From the listing below, pull out the lines that hold "软件与信息服务".

[Some records]
"""
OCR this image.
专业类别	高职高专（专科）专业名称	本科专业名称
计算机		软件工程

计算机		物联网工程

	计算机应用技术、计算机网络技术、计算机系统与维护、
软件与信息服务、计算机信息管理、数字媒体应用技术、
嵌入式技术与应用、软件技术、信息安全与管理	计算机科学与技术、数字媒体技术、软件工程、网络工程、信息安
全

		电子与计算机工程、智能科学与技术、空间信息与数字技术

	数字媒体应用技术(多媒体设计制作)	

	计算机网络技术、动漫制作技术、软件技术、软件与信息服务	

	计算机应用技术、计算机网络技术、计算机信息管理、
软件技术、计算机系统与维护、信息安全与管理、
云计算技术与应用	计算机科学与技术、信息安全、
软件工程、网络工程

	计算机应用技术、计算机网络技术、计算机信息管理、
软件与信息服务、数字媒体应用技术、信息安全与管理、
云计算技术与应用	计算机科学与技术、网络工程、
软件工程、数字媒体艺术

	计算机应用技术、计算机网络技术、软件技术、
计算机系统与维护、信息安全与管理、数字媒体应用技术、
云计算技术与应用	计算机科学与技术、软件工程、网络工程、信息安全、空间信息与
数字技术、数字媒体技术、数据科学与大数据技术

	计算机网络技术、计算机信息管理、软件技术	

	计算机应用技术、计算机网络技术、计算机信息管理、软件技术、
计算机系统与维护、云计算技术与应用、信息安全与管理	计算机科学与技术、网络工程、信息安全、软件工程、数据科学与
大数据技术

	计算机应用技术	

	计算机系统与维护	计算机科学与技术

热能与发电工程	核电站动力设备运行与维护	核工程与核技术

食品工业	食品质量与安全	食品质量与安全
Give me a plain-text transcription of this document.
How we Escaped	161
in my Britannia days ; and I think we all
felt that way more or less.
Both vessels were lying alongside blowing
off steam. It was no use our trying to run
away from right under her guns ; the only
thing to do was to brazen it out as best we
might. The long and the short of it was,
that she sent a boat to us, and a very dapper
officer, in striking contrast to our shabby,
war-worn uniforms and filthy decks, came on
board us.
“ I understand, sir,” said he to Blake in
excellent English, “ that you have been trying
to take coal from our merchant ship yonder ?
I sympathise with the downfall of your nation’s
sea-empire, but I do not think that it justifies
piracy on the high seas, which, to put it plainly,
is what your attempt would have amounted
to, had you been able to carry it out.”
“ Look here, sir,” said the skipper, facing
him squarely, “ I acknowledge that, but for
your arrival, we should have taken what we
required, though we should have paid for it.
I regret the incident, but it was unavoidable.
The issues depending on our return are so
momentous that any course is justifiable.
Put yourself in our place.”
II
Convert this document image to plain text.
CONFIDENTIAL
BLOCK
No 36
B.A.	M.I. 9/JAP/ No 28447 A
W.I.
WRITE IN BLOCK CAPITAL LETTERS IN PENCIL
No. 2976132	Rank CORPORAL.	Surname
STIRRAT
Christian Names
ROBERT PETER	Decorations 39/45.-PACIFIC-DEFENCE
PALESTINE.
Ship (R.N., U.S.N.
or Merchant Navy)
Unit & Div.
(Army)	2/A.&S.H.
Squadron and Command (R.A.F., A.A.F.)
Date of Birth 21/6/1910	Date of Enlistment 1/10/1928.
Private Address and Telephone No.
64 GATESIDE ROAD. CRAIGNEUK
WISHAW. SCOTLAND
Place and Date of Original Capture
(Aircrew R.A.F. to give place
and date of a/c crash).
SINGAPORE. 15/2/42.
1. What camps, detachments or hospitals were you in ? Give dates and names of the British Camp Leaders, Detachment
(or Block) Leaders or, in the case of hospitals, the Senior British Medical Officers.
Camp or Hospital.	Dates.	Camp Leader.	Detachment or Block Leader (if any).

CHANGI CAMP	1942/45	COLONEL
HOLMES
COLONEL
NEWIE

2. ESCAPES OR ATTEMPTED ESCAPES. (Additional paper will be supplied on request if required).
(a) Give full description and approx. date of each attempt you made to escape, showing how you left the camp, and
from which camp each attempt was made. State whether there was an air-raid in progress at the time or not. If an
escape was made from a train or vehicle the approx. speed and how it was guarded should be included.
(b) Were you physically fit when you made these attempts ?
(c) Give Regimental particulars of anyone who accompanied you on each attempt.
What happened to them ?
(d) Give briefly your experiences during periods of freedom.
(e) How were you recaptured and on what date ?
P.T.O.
"""
*FINISHED ANSWER*:
软件与信息服务、计算机信息管理、数字媒体应用技术、
	计算机网络技术、动漫制作技术、软件技术、软件与信息服务	
软件与信息服务、数字媒体应用技术、信息安全与管理、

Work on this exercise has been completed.